** Start of Data rows **
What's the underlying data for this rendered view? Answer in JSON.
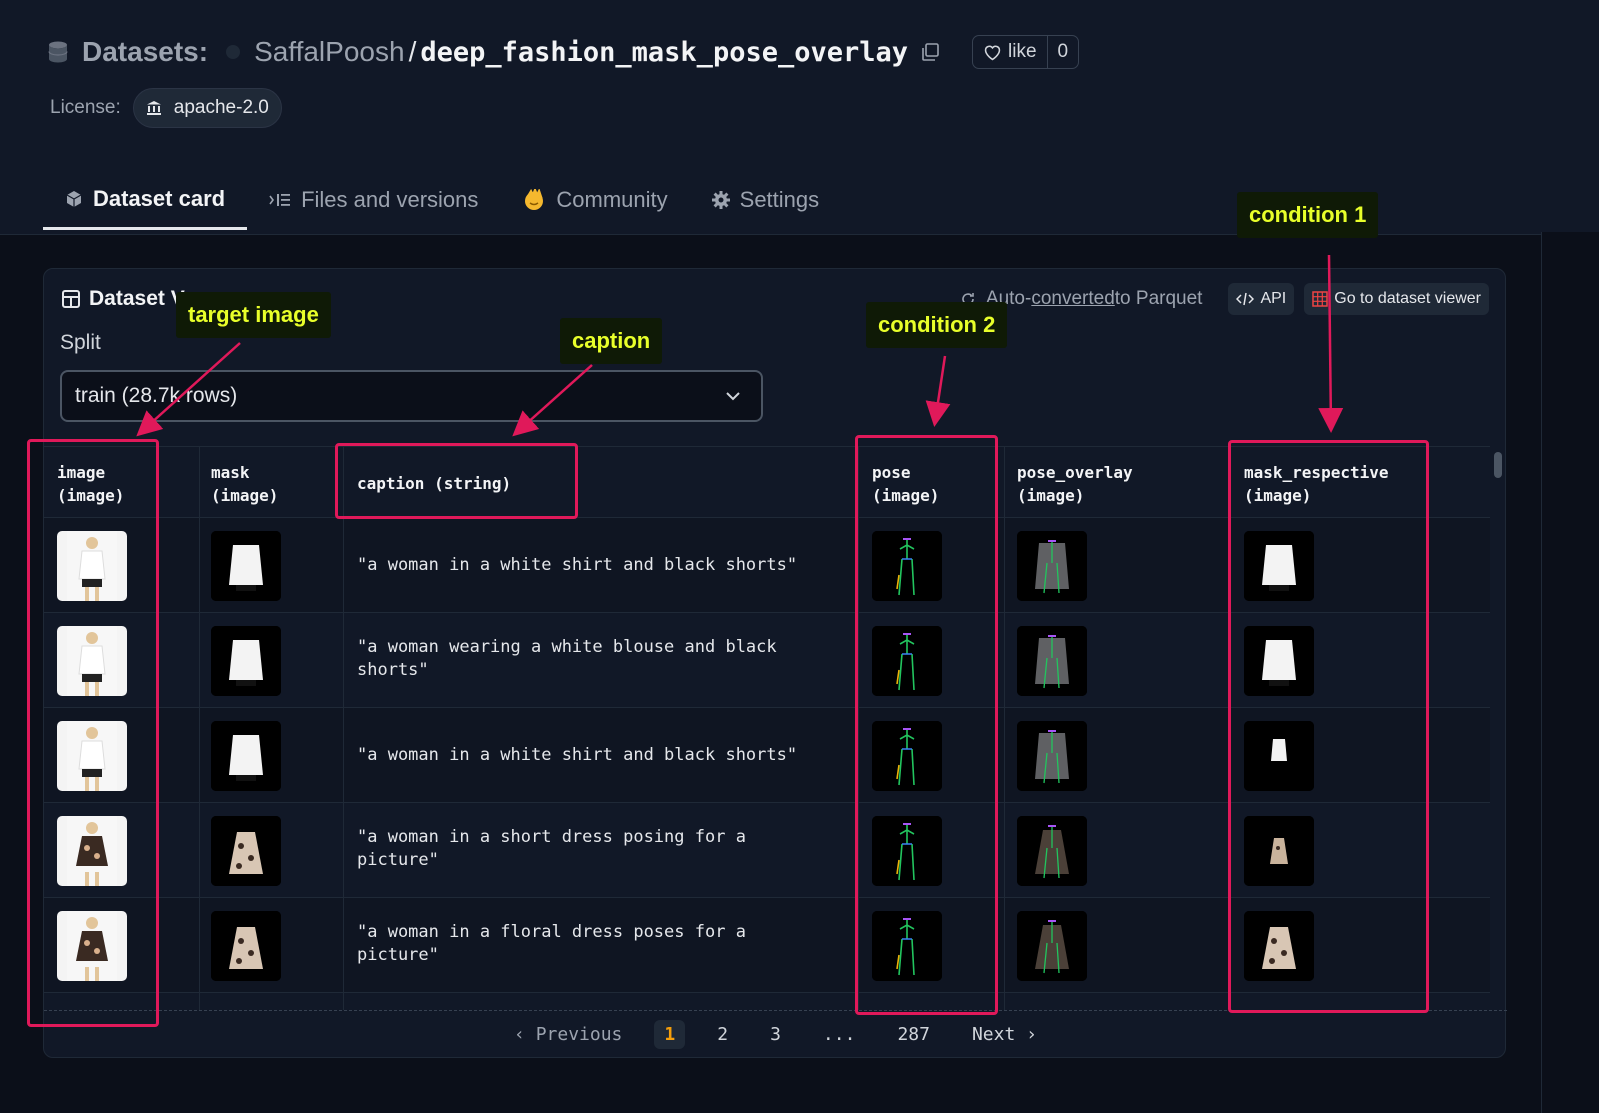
{
  "header": {
    "section": "Datasets:",
    "owner": "SaffalPoosh",
    "slash": "/",
    "dataset_name": "deep_fashion_mask_pose_overlay",
    "like_label": "like",
    "like_count": "0",
    "license_label": "License:",
    "license_value": "apache-2.0"
  },
  "tabs": [
    {
      "label": "Dataset card",
      "icon": "cube-icon",
      "active": true
    },
    {
      "label": "Files and versions",
      "icon": "files-icon",
      "active": false
    },
    {
      "label": "Community",
      "icon": "community-emoji-icon",
      "active": false
    },
    {
      "label": "Settings",
      "icon": "gear-icon",
      "active": false
    }
  ],
  "viewer": {
    "title": "Dataset V",
    "auto_prefix": "Auto-",
    "auto_link": "converted",
    "auto_suffix": " to Parquet",
    "api_label": "API",
    "goto_label": "Go to dataset viewer",
    "split_label": "Split",
    "split_value": "train (28.7k rows)"
  },
  "table": {
    "columns": [
      {
        "name": "image",
        "type": "(image)"
      },
      {
        "name": "mask",
        "type": "(image)"
      },
      {
        "name": "caption (string)",
        "type": ""
      },
      {
        "name": "pose",
        "type": "(image)"
      },
      {
        "name": "pose_overlay",
        "type": "(image)"
      },
      {
        "name": "mask_respective",
        "type": "(image)"
      }
    ],
    "rows": [
      {
        "caption": "\"a woman in a white shirt and black shorts\""
      },
      {
        "caption": "\"a woman wearing a white blouse and black shorts\""
      },
      {
        "caption": "\"a woman in a white shirt and black shorts\""
      },
      {
        "caption": "\"a woman in a short dress posing for a picture\""
      },
      {
        "caption": "\"a woman in a floral dress poses for a picture\""
      }
    ]
  },
  "pager": {
    "prev": "Previous",
    "pages": [
      "1",
      "2",
      "3",
      "...",
      "287"
    ],
    "next": "Next",
    "current": "1"
  },
  "annotations": {
    "target_image": "target image",
    "caption": "caption",
    "condition_2": "condition 2",
    "condition_1": "condition 1",
    "color": "#e0195a",
    "label_color": "#e8ff2a"
  }
}
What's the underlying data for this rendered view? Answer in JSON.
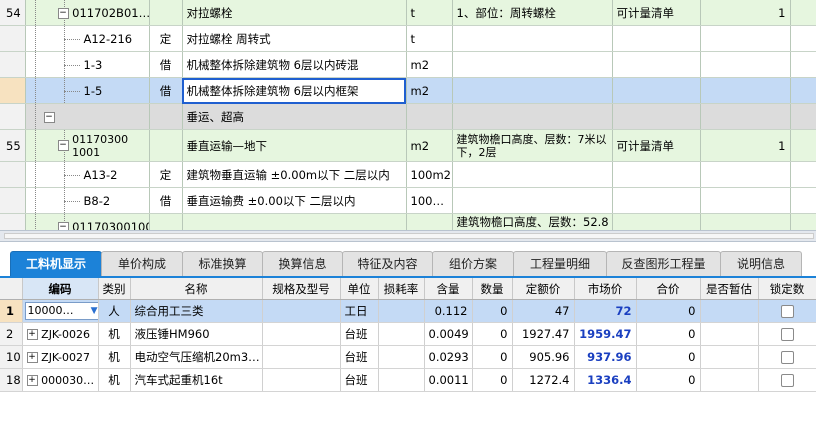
{
  "upper_rows": [
    {
      "kind": "green",
      "rownum": "54",
      "box": "−",
      "code": "011702B01…",
      "cat": "",
      "name": "对拉螺栓",
      "unit": "t",
      "feature": "1、部位：周转螺栓",
      "rule": "可计量清单",
      "qty": "1",
      "indent": 1
    },
    {
      "kind": "white",
      "rownum": "",
      "box": "",
      "code": "A12-216",
      "cat": "定",
      "name": "对拉螺栓 周转式",
      "unit": "t",
      "feature": "",
      "rule": "",
      "qty": "",
      "indent": 2
    },
    {
      "kind": "white",
      "rownum": "",
      "box": "",
      "code": "1-3",
      "cat": "借",
      "name": "机械整体拆除建筑物 6层以内砖混",
      "unit": "m2",
      "feature": "",
      "rule": "",
      "qty": "",
      "indent": 2
    },
    {
      "kind": "sel",
      "rownum": "",
      "box": "",
      "code": "1-5",
      "cat": "借",
      "name": "机械整体拆除建筑物 6层以内框架",
      "unit": "m2",
      "feature": "",
      "rule": "",
      "qty": "",
      "indent": 2
    },
    {
      "kind": "gray",
      "rownum": "",
      "box": "−",
      "code": "",
      "cat": "",
      "name": "垂运、超高",
      "unit": "",
      "feature": "",
      "rule": "",
      "qty": "",
      "indent": 0
    },
    {
      "kind": "green",
      "rownum": "55",
      "box": "−",
      "code": "011703001001",
      "cat": "",
      "name": "垂直运输—地下",
      "unit": "m2",
      "feature": "建筑物檐口高度、层数：7米以下，2层",
      "rule": "可计量清单",
      "qty": "1",
      "indent": 1,
      "tall": true
    },
    {
      "kind": "white",
      "rownum": "",
      "box": "",
      "code": "A13-2",
      "cat": "定",
      "name": "建筑物垂直运输 ±0.00m以下 二层以内",
      "unit": "100m2",
      "feature": "",
      "rule": "",
      "qty": "",
      "indent": 2
    },
    {
      "kind": "white",
      "rownum": "",
      "box": "",
      "code": "B8-2",
      "cat": "借",
      "name": "垂直运输费 ±0.00以下 二层以内",
      "unit": "100…",
      "feature": "",
      "rule": "",
      "qty": "",
      "indent": 2
    },
    {
      "kind": "green",
      "rownum": "",
      "box": "−",
      "code": "01170300100",
      "cat": "",
      "name": "",
      "unit": "",
      "feature": "建筑物檐口高度、层数：52.8",
      "rule": "",
      "qty": "",
      "indent": 1
    }
  ],
  "tabs": [
    "工料机显示",
    "单价构成",
    "标准换算",
    "换算信息",
    "特征及内容",
    "组价方案",
    "工程量明细",
    "反查图形工程量",
    "说明信息"
  ],
  "columns": [
    "",
    "编码",
    "类别",
    "名称",
    "规格及型号",
    "单位",
    "损耗率",
    "含量",
    "数量",
    "定额价",
    "市场价",
    "合价",
    "是否暂估",
    "锁定数"
  ],
  "lower_rows": [
    {
      "rownum": "1",
      "code": "10000…",
      "cat": "人",
      "name": "综合用工三类",
      "spec": "",
      "unit": "工日",
      "loss": "",
      "content": "0.112",
      "amount": "0",
      "quota": "47",
      "market": "72",
      "total": "0",
      "sel": true
    },
    {
      "rownum": "2",
      "code": "ZJK-0026",
      "cat": "机",
      "name": "液压锤HM960",
      "spec": "",
      "unit": "台班",
      "loss": "",
      "content": "0.0049",
      "amount": "0",
      "quota": "1927.47",
      "market": "1959.47",
      "total": "0"
    },
    {
      "rownum": "10",
      "code": "ZJK-0027",
      "cat": "机",
      "name": "电动空气压缩机20m3…",
      "spec": "",
      "unit": "台班",
      "loss": "",
      "content": "0.0293",
      "amount": "0",
      "quota": "905.96",
      "market": "937.96",
      "total": "0"
    },
    {
      "rownum": "18",
      "code": "000030…",
      "cat": "机",
      "name": "汽车式起重机16t",
      "spec": "",
      "unit": "台班",
      "loss": "",
      "content": "0.0011",
      "amount": "0",
      "quota": "1272.4",
      "market": "1336.4",
      "total": "0"
    }
  ]
}
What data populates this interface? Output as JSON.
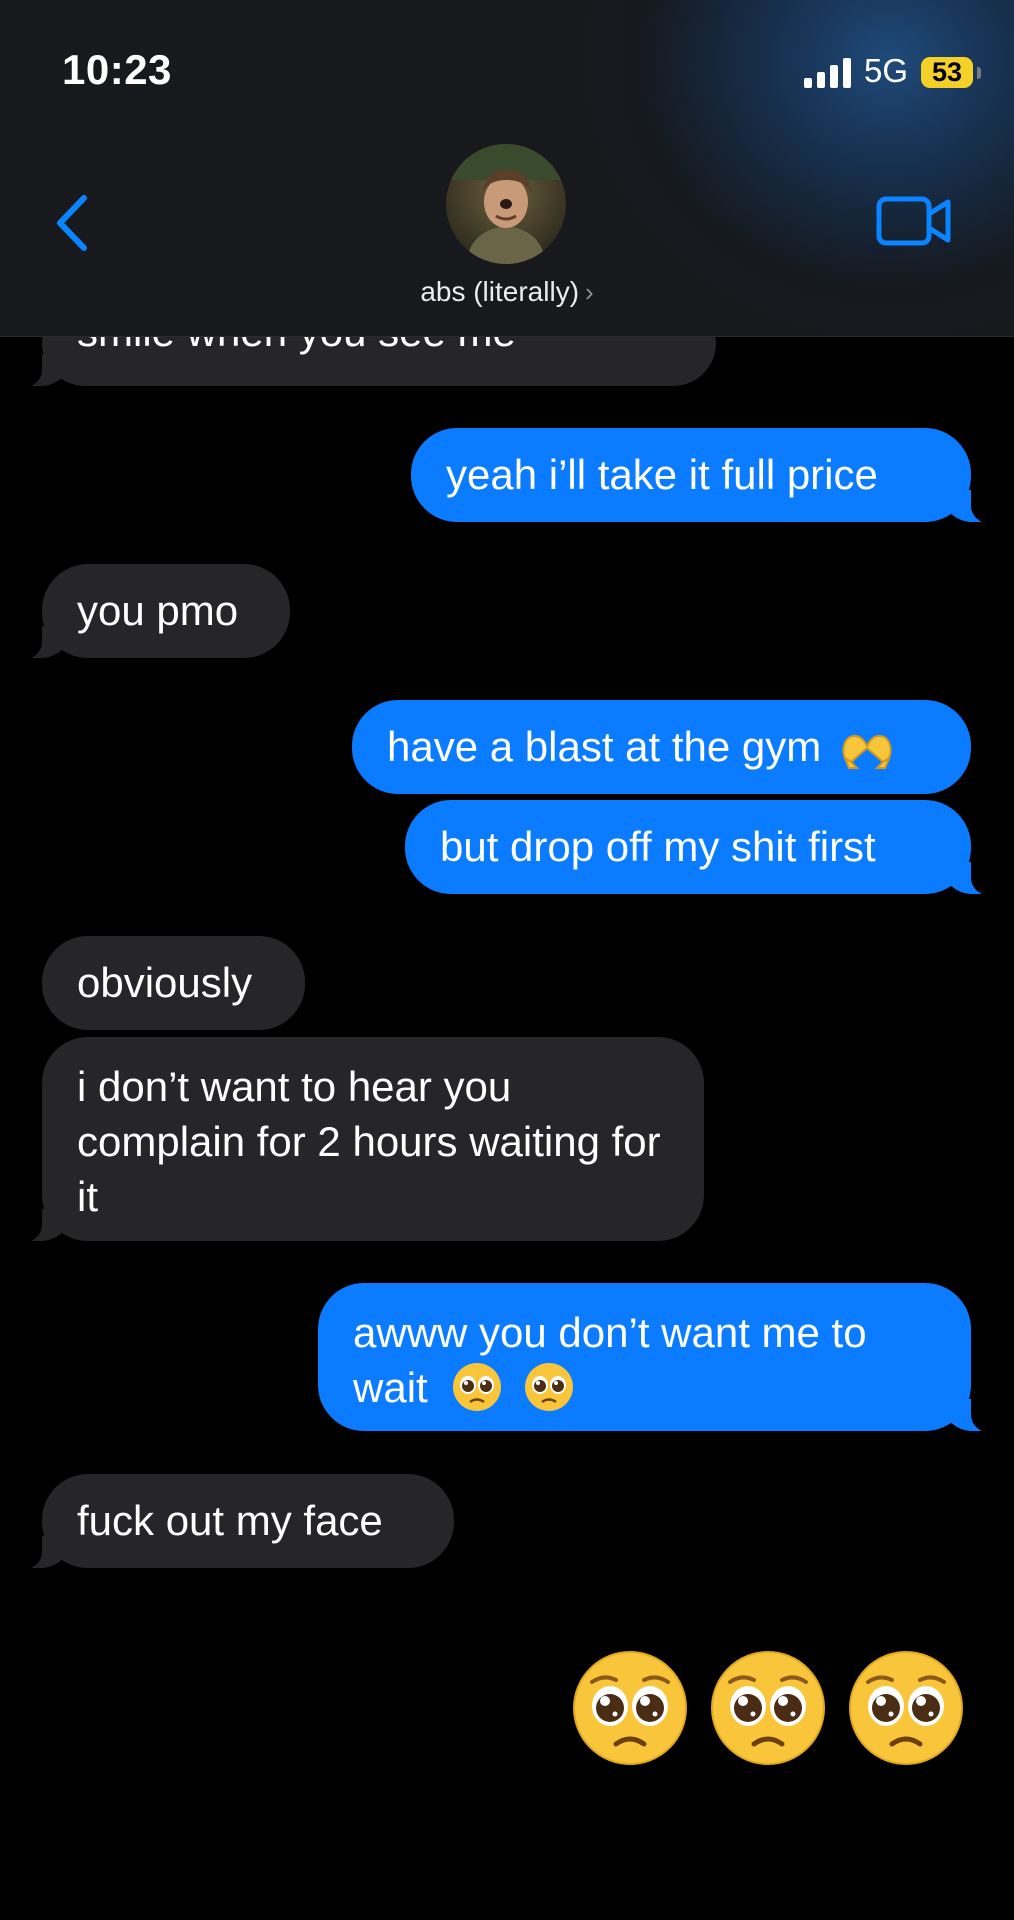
{
  "status_bar": {
    "time": "10:23",
    "network": "5G",
    "battery": "53"
  },
  "header": {
    "contact_name": "abs (literally)",
    "chevron": "›",
    "back_icon": "chevron-left-icon",
    "video_icon": "video-camera-icon"
  },
  "colors": {
    "incoming_bubble": "#262628",
    "outgoing_bubble": "#0b7cff",
    "accent": "#0a84ff",
    "battery": "#f5d028"
  },
  "messages": [
    {
      "direction": "incoming",
      "text": "smile when you see me"
    },
    {
      "direction": "outgoing",
      "text": "yeah i’ll take it full price"
    },
    {
      "direction": "incoming",
      "text": "you pmo"
    },
    {
      "direction": "outgoing",
      "text": "have a blast at the gym",
      "emoji": "heart-hands-emoji"
    },
    {
      "direction": "outgoing",
      "text": "but drop off my shit first"
    },
    {
      "direction": "incoming",
      "text": "obviously"
    },
    {
      "direction": "incoming",
      "text": "i don’t want to hear you complain for 2 hours waiting for it"
    },
    {
      "direction": "outgoing",
      "text": "awww you don’t want me to wait",
      "emoji": "pleading-face-emoji x2"
    },
    {
      "direction": "incoming",
      "text": "fuck out my face"
    },
    {
      "direction": "outgoing",
      "emoji": "pleading-face-emoji x3"
    }
  ]
}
** End of Data rows **
Skip the images and write out the rest of the listing exactly.

What's the underlying data for this rendered view? Answer in JSON.
{
  "header": {
    "section": "Datasets:",
    "owner": "SaffalPoosh",
    "slash": "/",
    "dataset_name": "deep_fashion_mask_pose_overlay",
    "like_label": "like",
    "like_count": "0",
    "license_label": "License:",
    "license_value": "apache-2.0"
  },
  "tabs": [
    {
      "label": "Dataset card",
      "icon": "cube-icon",
      "active": true
    },
    {
      "label": "Files and versions",
      "icon": "files-icon",
      "active": false
    },
    {
      "label": "Community",
      "icon": "community-emoji-icon",
      "active": false
    },
    {
      "label": "Settings",
      "icon": "gear-icon",
      "active": false
    }
  ],
  "viewer": {
    "title": "Dataset V",
    "auto_prefix": "Auto-",
    "auto_link": "converted",
    "auto_suffix": " to Parquet",
    "api_label": "API",
    "goto_label": "Go to dataset viewer",
    "split_label": "Split",
    "split_value": "train (28.7k rows)"
  },
  "table": {
    "columns": [
      {
        "name": "image",
        "type": "(image)"
      },
      {
        "name": "mask",
        "type": "(image)"
      },
      {
        "name": "caption (string)",
        "type": ""
      },
      {
        "name": "pose",
        "type": "(image)"
      },
      {
        "name": "pose_overlay",
        "type": "(image)"
      },
      {
        "name": "mask_respective",
        "type": "(image)"
      }
    ],
    "rows": [
      {
        "caption": "\"a woman in a white shirt and black shorts\""
      },
      {
        "caption": "\"a woman wearing a white blouse and black shorts\""
      },
      {
        "caption": "\"a woman in a white shirt and black shorts\""
      },
      {
        "caption": "\"a woman in a short dress posing for a picture\""
      },
      {
        "caption": "\"a woman in a floral dress poses for a picture\""
      }
    ]
  },
  "pager": {
    "prev": "Previous",
    "pages": [
      "1",
      "2",
      "3",
      "...",
      "287"
    ],
    "next": "Next",
    "current": "1"
  },
  "annotations": {
    "target_image": "target image",
    "caption": "caption",
    "condition_2": "condition 2",
    "condition_1": "condition 1",
    "color": "#e0195a",
    "label_color": "#e8ff2a"
  }
}
What's the underlying data for this rendered view? Answer in JSON.
{
  "upper_rows": [
    {
      "kind": "green",
      "rownum": "54",
      "box": "−",
      "code": "011702B01…",
      "cat": "",
      "name": "对拉螺栓",
      "unit": "t",
      "feature": "1、部位：周转螺栓",
      "rule": "可计量清单",
      "qty": "1",
      "indent": 1
    },
    {
      "kind": "white",
      "rownum": "",
      "box": "",
      "code": "A12-216",
      "cat": "定",
      "name": "对拉螺栓 周转式",
      "unit": "t",
      "feature": "",
      "rule": "",
      "qty": "",
      "indent": 2
    },
    {
      "kind": "white",
      "rownum": "",
      "box": "",
      "code": "1-3",
      "cat": "借",
      "name": "机械整体拆除建筑物 6层以内砖混",
      "unit": "m2",
      "feature": "",
      "rule": "",
      "qty": "",
      "indent": 2
    },
    {
      "kind": "sel",
      "rownum": "",
      "box": "",
      "code": "1-5",
      "cat": "借",
      "name": "机械整体拆除建筑物 6层以内框架",
      "unit": "m2",
      "feature": "",
      "rule": "",
      "qty": "",
      "indent": 2
    },
    {
      "kind": "gray",
      "rownum": "",
      "box": "−",
      "code": "",
      "cat": "",
      "name": "垂运、超高",
      "unit": "",
      "feature": "",
      "rule": "",
      "qty": "",
      "indent": 0
    },
    {
      "kind": "green",
      "rownum": "55",
      "box": "−",
      "code": "011703001001",
      "cat": "",
      "name": "垂直运输—地下",
      "unit": "m2",
      "feature": "建筑物檐口高度、层数：7米以下，2层",
      "rule": "可计量清单",
      "qty": "1",
      "indent": 1,
      "tall": true
    },
    {
      "kind": "white",
      "rownum": "",
      "box": "",
      "code": "A13-2",
      "cat": "定",
      "name": "建筑物垂直运输 ±0.00m以下 二层以内",
      "unit": "100m2",
      "feature": "",
      "rule": "",
      "qty": "",
      "indent": 2
    },
    {
      "kind": "white",
      "rownum": "",
      "box": "",
      "code": "B8-2",
      "cat": "借",
      "name": "垂直运输费 ±0.00以下 二层以内",
      "unit": "100…",
      "feature": "",
      "rule": "",
      "qty": "",
      "indent": 2
    },
    {
      "kind": "green",
      "rownum": "",
      "box": "−",
      "code": "01170300100",
      "cat": "",
      "name": "",
      "unit": "",
      "feature": "建筑物檐口高度、层数：52.8",
      "rule": "",
      "qty": "",
      "indent": 1
    }
  ],
  "tabs": [
    "工料机显示",
    "单价构成",
    "标准换算",
    "换算信息",
    "特征及内容",
    "组价方案",
    "工程量明细",
    "反查图形工程量",
    "说明信息"
  ],
  "columns": [
    "",
    "编码",
    "类别",
    "名称",
    "规格及型号",
    "单位",
    "损耗率",
    "含量",
    "数量",
    "定额价",
    "市场价",
    "合价",
    "是否暂估",
    "锁定数"
  ],
  "lower_rows": [
    {
      "rownum": "1",
      "code": "10000…",
      "cat": "人",
      "name": "综合用工三类",
      "spec": "",
      "unit": "工日",
      "loss": "",
      "content": "0.112",
      "amount": "0",
      "quota": "47",
      "market": "72",
      "total": "0",
      "sel": true
    },
    {
      "rownum": "2",
      "code": "ZJK-0026",
      "cat": "机",
      "name": "液压锤HM960",
      "spec": "",
      "unit": "台班",
      "loss": "",
      "content": "0.0049",
      "amount": "0",
      "quota": "1927.47",
      "market": "1959.47",
      "total": "0"
    },
    {
      "rownum": "10",
      "code": "ZJK-0027",
      "cat": "机",
      "name": "电动空气压缩机20m3…",
      "spec": "",
      "unit": "台班",
      "loss": "",
      "content": "0.0293",
      "amount": "0",
      "quota": "905.96",
      "market": "937.96",
      "total": "0"
    },
    {
      "rownum": "18",
      "code": "000030…",
      "cat": "机",
      "name": "汽车式起重机16t",
      "spec": "",
      "unit": "台班",
      "loss": "",
      "content": "0.0011",
      "amount": "0",
      "quota": "1272.4",
      "market": "1336.4",
      "total": "0"
    }
  ]
}
What data populates this interface? Output as JSON.
{
  "status_bar": {
    "time": "10:23",
    "network": "5G",
    "battery": "53"
  },
  "header": {
    "contact_name": "abs (literally)",
    "chevron": "›",
    "back_icon": "chevron-left-icon",
    "video_icon": "video-camera-icon"
  },
  "colors": {
    "incoming_bubble": "#262628",
    "outgoing_bubble": "#0b7cff",
    "accent": "#0a84ff",
    "battery": "#f5d028"
  },
  "messages": [
    {
      "direction": "incoming",
      "text": "smile when you see me"
    },
    {
      "direction": "outgoing",
      "text": "yeah i’ll take it full price"
    },
    {
      "direction": "incoming",
      "text": "you pmo"
    },
    {
      "direction": "outgoing",
      "text": "have a blast at the gym",
      "emoji": "heart-hands-emoji"
    },
    {
      "direction": "outgoing",
      "text": "but drop off my shit first"
    },
    {
      "direction": "incoming",
      "text": "obviously"
    },
    {
      "direction": "incoming",
      "text": "i don’t want to hear you complain for 2 hours waiting for it"
    },
    {
      "direction": "outgoing",
      "text": "awww you don’t want me to wait",
      "emoji": "pleading-face-emoji x2"
    },
    {
      "direction": "incoming",
      "text": "fuck out my face"
    },
    {
      "direction": "outgoing",
      "emoji": "pleading-face-emoji x3"
    }
  ]
}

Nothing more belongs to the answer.